Aim:
Every line below should be repeated exactly.

++++++

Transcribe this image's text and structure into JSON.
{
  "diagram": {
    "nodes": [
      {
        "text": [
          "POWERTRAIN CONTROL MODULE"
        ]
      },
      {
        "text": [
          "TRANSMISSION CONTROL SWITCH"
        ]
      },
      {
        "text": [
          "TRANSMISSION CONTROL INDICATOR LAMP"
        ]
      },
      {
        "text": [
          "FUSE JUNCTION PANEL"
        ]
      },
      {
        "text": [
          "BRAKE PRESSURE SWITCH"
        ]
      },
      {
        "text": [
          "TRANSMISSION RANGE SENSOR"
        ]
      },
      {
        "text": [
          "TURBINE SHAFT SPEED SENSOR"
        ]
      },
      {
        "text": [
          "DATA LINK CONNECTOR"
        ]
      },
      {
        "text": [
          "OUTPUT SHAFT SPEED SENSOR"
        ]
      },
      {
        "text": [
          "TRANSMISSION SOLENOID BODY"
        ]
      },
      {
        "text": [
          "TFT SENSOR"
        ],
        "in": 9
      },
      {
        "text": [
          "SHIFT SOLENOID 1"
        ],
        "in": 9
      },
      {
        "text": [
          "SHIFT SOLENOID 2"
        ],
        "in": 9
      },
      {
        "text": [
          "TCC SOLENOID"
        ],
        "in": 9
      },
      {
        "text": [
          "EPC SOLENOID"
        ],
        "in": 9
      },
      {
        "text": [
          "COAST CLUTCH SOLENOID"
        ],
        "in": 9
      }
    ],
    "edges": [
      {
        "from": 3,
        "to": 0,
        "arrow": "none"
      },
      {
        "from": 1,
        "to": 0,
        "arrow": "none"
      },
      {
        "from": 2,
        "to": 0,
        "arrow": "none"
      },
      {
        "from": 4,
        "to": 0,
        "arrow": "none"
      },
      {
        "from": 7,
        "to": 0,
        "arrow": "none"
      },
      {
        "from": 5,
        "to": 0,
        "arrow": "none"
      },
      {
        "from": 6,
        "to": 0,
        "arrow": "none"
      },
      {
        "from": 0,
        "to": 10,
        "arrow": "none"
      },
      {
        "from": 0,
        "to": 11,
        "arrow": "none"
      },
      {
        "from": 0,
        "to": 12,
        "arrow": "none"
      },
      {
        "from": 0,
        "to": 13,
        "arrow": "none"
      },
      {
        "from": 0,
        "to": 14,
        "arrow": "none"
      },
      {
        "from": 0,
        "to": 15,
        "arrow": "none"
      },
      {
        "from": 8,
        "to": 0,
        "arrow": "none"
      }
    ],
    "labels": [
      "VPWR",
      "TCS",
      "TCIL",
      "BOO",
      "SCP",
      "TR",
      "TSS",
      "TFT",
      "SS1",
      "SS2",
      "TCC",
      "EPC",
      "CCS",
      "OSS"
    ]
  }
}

++++++

Expected answer:
Transcribe this image's text and structure into JSON.
{
  "diagram": {
    "nodes": [
      {
        "text": [
          "POWERTRAIN CONTROL MODULE"
        ]
      },
      {
        "text": [
          "TRANSMISSION CONTROL SWITCH"
        ]
      },
      {
        "text": [
          "TRANSMISSION CONTROL INDICATOR LAMP"
        ]
      },
      {
        "text": [
          "FUSE JUNCTION PANEL"
        ]
      },
      {
        "text": [
          "BRAKE PRESSURE SWITCH"
        ]
      },
      {
        "text": [
          "TRANSMISSION RANGE SENSOR"
        ]
      },
      {
        "text": [
          "TURBINE SHAFT SPEED SENSOR"
        ]
      },
      {
        "text": [
          "DATA LINK CONNECTOR"
        ]
      },
      {
        "text": [
          "OUTPUT SHAFT SPEED SENSOR"
        ]
      },
      {
        "text": [
          "TRANSMISSION SOLENOID BODY"
        ]
      },
      {
        "text": [
          "TFT SENSOR"
        ],
        "in": 9
      },
      {
        "text": [
          "SHIFT SOLENOID 1"
        ],
        "in": 9
      },
      {
        "text": [
          "SHIFT SOLENOID 2"
        ],
        "in": 9
      },
      {
        "text": [
          "TCC SOLENOID"
        ],
        "in": 9
      },
      {
        "text": [
          "EPC SOLENOID"
        ],
        "in": 9
      },
      {
        "text": [
          "COAST CLUTCH SOLENOID"
        ],
        "in": 9
      }
    ],
    "edges": [
      {
        "from": 3,
        "to": 0,
        "arrow": "none"
      },
      {
        "from": 1,
        "to": 0,
        "arrow": "none"
      },
      {
        "from": 2,
        "to": 0,
        "arrow": "none"
      },
      {
        "from": 4,
        "to": 0,
        "arrow": "none"
      },
      {
        "from": 7,
        "to": 0,
        "arrow": "none"
      },
      {
        "from": 5,
        "to": 0,
        "arrow": "none"
      },
      {
        "from": 6,
        "to": 0,
        "arrow": "none"
      },
      {
        "from": 0,
        "to": 10,
        "arrow": "none"
      },
      {
        "from": 0,
        "to": 11,
        "arrow": "none"
      },
      {
        "from": 0,
        "to": 12,
        "arrow": "none"
      },
      {
        "from": 0,
        "to": 13,
        "arrow": "none"
      },
      {
        "from": 0,
        "to": 14,
        "arrow": "none"
      },
      {
        "from": 0,
        "to": 15,
        "arrow": "none"
      },
      {
        "from": 8,
        "to": 0,
        "arrow": "none"
      }
    ],
    "labels": [
      "VPWR",
      "TCS",
      "TCIL",
      "BOO",
      "SCP",
      "TR",
      "TSS",
      "TFT",
      "SS1",
      "SS2",
      "TCC",
      "EPC",
      "CCS",
      "OSS"
    ]
  }
}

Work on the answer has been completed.